List all the lines in these records that hold "name".

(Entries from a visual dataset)
========================================================================

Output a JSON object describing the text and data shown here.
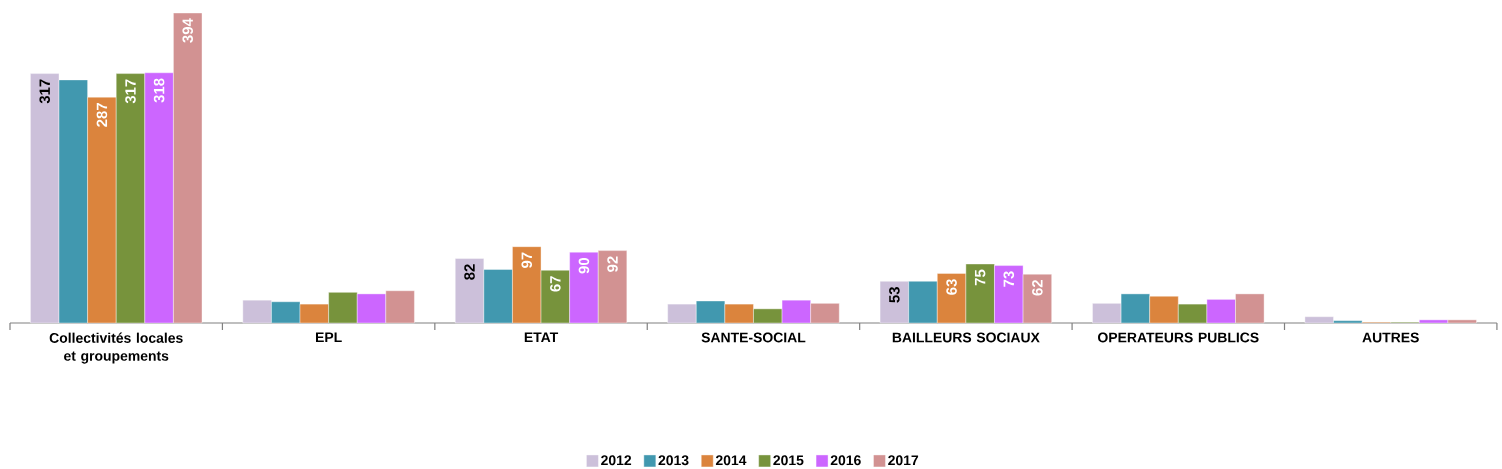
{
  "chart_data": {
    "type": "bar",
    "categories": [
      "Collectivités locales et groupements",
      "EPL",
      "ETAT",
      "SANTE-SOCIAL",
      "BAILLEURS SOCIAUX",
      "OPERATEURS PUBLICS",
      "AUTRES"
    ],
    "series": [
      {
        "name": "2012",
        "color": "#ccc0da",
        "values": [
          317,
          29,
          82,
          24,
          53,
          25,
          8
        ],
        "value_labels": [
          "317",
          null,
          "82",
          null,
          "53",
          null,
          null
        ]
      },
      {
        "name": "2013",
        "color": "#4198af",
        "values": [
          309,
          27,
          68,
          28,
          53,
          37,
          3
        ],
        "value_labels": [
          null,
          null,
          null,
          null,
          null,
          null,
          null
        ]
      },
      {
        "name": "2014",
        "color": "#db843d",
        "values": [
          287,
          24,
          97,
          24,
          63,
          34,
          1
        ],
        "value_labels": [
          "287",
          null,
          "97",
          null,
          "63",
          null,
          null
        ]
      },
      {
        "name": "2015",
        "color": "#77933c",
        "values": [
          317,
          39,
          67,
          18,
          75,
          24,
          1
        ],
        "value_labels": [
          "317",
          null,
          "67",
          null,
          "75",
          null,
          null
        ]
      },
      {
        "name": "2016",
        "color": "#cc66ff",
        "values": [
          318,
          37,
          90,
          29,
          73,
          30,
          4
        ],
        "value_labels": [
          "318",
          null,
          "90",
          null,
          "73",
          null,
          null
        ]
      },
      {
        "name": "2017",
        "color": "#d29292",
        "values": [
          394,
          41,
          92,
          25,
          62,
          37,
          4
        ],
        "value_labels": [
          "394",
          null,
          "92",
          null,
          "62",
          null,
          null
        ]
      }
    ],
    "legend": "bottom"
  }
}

========================================================================

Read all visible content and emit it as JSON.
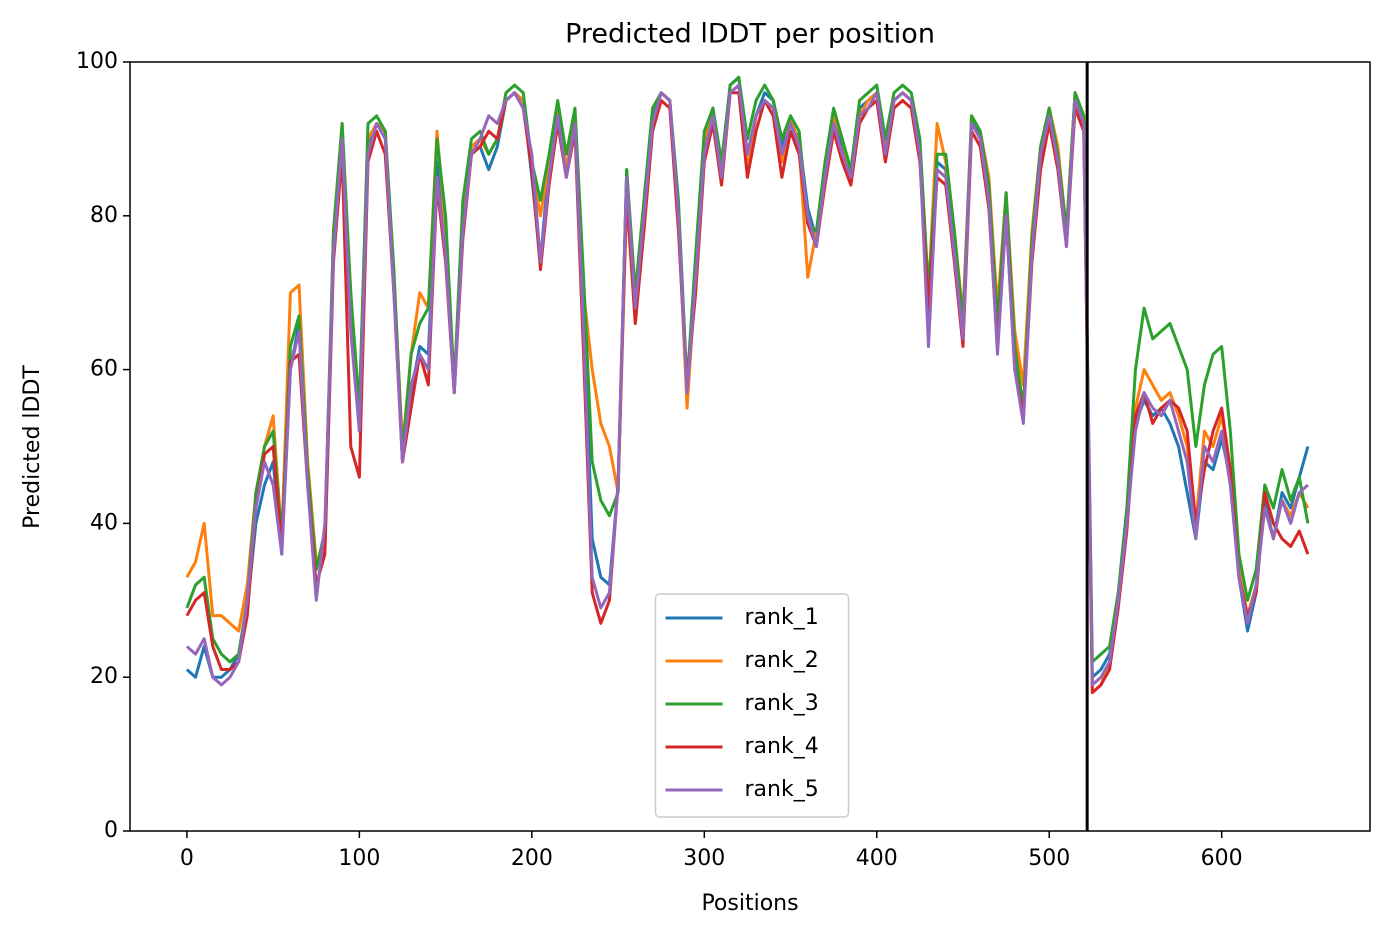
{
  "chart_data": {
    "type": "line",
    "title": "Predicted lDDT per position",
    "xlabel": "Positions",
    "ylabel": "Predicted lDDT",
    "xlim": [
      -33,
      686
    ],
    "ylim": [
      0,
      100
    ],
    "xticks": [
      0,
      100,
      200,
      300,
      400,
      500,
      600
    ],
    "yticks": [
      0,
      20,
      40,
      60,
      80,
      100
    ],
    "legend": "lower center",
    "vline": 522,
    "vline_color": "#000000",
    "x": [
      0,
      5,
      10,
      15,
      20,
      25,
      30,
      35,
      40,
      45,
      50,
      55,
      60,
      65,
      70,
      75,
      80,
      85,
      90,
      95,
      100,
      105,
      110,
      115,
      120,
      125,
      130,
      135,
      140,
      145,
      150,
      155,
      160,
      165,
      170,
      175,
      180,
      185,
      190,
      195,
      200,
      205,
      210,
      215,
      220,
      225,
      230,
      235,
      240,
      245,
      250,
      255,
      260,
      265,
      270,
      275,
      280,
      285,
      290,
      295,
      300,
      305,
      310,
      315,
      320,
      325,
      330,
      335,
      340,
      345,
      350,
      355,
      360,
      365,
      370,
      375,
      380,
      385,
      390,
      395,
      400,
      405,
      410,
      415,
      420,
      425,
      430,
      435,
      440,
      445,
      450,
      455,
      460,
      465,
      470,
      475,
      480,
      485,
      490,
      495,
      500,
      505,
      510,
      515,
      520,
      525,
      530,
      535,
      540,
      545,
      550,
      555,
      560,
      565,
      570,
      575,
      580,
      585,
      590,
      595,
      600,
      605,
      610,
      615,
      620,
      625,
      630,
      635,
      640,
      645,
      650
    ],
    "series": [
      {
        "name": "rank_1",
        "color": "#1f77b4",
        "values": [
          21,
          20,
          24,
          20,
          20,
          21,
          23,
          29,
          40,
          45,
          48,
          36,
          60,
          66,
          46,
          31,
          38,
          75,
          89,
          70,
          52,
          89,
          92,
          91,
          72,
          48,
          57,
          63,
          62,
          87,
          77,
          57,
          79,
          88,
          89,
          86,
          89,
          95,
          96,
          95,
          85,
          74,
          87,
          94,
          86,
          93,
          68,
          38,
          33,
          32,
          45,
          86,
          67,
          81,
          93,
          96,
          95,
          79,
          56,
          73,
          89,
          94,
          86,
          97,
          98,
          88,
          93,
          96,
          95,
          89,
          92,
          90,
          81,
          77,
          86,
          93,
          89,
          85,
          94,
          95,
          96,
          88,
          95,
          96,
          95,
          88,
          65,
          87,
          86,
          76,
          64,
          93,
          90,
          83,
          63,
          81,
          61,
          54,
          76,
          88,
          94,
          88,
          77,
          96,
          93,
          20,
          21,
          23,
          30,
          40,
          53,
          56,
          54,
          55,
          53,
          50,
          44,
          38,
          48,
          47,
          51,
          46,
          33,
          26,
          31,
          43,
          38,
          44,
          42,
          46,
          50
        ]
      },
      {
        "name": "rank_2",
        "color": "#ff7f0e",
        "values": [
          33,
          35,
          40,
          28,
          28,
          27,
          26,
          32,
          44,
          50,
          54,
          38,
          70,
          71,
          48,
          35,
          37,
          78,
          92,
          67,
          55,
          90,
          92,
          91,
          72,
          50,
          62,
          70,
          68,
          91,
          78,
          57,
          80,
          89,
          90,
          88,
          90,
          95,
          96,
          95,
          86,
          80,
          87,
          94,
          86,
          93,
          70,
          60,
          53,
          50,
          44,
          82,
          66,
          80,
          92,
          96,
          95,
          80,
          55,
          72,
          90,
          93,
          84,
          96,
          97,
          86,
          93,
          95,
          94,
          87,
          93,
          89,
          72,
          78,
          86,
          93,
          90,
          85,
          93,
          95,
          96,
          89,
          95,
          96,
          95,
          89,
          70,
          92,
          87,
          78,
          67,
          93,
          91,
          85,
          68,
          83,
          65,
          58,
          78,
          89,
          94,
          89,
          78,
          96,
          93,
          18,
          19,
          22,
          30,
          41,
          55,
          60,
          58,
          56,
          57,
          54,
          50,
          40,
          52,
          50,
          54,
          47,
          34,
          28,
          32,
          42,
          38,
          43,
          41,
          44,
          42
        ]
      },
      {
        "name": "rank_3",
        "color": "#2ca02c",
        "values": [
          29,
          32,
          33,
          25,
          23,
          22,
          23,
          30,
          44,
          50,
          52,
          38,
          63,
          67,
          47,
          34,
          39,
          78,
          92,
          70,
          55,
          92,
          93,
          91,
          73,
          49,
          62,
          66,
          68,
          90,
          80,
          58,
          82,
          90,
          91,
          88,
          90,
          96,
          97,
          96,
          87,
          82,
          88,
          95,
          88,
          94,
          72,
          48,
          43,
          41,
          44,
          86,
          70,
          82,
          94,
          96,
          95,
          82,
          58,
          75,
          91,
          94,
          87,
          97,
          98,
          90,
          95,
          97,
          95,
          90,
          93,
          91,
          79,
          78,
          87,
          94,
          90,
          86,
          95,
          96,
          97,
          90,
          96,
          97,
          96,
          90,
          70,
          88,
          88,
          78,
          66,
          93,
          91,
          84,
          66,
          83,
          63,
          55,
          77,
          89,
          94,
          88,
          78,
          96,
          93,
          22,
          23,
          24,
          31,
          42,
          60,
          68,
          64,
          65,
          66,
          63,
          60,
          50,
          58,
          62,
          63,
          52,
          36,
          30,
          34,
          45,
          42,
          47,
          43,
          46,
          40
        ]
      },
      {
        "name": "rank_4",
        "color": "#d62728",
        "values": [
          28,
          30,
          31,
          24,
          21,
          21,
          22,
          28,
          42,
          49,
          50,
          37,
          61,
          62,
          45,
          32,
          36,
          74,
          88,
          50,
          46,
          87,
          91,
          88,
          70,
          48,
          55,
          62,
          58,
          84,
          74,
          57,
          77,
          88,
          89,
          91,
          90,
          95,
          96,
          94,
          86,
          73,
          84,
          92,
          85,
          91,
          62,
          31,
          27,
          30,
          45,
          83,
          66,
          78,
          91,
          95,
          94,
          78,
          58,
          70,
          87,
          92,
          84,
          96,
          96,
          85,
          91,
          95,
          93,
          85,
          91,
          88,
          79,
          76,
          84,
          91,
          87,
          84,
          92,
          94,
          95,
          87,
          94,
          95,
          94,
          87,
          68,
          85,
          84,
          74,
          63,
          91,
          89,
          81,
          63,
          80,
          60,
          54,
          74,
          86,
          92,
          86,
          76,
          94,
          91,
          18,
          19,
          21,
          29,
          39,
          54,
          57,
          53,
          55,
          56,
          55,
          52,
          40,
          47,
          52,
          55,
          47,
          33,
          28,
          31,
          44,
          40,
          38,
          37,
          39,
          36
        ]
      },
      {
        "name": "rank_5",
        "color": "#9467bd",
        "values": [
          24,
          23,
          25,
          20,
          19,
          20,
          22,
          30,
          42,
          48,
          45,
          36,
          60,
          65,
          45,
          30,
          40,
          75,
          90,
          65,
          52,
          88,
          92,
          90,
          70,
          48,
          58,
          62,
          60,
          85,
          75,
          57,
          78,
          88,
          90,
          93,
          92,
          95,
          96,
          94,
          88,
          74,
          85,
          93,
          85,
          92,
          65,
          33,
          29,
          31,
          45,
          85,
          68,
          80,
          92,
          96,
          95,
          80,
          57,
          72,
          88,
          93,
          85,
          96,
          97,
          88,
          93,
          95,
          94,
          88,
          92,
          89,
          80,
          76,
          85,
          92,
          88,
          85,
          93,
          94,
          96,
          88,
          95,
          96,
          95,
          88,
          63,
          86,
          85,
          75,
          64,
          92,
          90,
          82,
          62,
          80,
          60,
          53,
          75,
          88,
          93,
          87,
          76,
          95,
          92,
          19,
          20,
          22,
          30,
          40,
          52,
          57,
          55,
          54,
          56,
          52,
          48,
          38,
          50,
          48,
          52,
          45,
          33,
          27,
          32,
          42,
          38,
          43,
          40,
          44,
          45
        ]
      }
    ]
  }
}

========================================================================

§ **Output of the task**:
        "name": "2012",
        "name": "2013",
        "name": "2014",
        "name": "2015",
        "name": "2016",
        "name": "2017",
        "name": "rank_1",
        "name": "rank_2",
        "name": "rank_3",
        "name": "rank_4",
        "name": "rank_5",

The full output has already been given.